(Figure record extracts)
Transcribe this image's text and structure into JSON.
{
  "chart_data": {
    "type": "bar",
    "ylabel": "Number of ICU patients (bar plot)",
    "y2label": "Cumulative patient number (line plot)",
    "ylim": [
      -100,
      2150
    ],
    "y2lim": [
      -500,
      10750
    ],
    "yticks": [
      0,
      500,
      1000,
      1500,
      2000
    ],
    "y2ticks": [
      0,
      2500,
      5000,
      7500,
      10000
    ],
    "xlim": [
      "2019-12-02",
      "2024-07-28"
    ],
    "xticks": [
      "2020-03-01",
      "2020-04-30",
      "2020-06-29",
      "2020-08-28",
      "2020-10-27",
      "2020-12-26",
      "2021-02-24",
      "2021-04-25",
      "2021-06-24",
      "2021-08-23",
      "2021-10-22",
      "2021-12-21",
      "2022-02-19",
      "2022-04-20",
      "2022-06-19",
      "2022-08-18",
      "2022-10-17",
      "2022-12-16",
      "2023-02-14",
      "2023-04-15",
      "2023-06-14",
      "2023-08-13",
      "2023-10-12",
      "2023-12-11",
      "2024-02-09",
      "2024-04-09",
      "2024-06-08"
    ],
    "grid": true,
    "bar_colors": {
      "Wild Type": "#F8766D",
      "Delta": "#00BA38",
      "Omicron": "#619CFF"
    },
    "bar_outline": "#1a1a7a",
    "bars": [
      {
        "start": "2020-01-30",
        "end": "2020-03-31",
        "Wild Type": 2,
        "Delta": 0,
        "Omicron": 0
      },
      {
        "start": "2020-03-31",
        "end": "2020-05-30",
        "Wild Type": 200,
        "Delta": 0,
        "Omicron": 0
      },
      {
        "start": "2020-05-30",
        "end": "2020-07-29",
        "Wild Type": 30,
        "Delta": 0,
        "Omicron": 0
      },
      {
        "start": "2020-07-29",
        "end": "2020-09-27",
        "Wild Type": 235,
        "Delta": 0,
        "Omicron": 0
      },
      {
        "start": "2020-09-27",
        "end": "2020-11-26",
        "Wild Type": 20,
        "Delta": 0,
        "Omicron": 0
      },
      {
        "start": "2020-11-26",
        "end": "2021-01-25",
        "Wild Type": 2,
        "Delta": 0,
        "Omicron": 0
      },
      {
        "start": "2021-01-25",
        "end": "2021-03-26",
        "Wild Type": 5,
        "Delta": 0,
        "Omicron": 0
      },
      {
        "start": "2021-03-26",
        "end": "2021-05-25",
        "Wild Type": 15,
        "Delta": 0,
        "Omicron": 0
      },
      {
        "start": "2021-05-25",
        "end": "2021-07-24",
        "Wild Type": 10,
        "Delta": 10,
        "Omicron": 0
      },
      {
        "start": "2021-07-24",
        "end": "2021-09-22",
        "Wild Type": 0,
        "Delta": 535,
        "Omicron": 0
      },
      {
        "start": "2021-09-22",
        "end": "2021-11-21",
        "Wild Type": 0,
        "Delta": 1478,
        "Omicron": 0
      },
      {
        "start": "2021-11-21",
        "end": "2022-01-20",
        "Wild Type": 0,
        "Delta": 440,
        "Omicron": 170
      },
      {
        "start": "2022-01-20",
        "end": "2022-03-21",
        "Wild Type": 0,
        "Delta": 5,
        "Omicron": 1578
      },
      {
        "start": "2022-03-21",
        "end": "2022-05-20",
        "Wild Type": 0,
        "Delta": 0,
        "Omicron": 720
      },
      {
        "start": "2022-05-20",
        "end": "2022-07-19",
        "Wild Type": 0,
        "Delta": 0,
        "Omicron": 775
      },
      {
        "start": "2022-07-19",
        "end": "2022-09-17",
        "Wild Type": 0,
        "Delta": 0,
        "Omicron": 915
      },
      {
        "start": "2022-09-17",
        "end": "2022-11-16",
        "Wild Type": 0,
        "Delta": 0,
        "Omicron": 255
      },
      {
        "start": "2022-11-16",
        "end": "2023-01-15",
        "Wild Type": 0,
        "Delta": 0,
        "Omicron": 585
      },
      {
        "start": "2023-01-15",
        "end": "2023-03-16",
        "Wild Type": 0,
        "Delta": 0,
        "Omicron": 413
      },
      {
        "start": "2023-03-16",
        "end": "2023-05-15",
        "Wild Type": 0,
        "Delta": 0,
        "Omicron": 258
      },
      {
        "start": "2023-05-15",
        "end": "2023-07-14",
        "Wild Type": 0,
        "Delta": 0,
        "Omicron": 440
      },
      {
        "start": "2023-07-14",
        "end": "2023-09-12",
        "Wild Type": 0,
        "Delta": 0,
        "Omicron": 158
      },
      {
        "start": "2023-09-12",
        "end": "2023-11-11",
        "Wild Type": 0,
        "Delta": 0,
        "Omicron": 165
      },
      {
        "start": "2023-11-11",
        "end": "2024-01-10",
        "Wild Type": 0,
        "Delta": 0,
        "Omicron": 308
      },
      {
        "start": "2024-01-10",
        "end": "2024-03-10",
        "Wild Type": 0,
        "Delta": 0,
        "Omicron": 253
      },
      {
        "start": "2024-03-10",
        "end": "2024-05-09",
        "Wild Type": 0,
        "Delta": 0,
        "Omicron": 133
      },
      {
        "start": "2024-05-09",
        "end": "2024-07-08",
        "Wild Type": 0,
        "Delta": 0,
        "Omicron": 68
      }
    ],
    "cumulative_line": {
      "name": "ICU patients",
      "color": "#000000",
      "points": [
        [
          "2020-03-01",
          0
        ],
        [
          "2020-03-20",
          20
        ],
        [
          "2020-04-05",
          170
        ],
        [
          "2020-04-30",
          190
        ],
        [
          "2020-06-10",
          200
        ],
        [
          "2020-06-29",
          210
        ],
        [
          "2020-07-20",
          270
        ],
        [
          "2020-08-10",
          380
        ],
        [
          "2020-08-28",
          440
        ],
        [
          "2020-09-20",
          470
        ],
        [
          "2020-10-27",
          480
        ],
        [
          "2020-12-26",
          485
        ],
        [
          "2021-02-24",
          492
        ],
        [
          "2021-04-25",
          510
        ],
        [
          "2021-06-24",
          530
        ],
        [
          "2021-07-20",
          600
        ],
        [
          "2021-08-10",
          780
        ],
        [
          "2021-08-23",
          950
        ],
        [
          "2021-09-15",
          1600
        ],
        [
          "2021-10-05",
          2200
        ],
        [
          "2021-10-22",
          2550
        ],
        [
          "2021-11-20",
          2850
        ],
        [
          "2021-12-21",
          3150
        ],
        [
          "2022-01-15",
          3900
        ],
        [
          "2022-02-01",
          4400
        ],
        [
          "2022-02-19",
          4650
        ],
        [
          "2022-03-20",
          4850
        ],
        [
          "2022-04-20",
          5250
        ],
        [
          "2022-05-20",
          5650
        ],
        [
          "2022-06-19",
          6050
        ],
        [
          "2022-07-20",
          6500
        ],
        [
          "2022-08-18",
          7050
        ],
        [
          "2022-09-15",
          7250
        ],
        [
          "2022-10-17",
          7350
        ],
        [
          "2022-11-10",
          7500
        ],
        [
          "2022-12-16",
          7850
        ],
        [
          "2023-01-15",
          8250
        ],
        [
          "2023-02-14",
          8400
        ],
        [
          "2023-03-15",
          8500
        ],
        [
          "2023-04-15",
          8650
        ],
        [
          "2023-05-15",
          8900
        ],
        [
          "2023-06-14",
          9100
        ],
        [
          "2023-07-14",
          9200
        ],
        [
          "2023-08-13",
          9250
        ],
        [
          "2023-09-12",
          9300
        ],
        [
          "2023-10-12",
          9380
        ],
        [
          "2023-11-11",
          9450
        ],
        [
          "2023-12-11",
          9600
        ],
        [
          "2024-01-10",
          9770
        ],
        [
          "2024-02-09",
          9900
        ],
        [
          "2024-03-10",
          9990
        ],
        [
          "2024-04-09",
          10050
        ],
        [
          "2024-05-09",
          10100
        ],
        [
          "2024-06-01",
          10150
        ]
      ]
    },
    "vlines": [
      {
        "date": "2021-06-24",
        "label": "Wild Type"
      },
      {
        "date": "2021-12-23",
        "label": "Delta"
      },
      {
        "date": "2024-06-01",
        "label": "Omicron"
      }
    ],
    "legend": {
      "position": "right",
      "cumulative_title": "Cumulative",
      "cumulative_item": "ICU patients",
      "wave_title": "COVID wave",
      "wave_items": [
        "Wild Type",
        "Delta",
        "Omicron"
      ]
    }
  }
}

* _What the exercise asks_
Among the records, find each line where the word "patients" occurs, and copy it.

* _Your response_
    "ylabel": "Number of ICU patients (bar plot)",
      "name": "ICU patients",
      "cumulative_item": "ICU patients",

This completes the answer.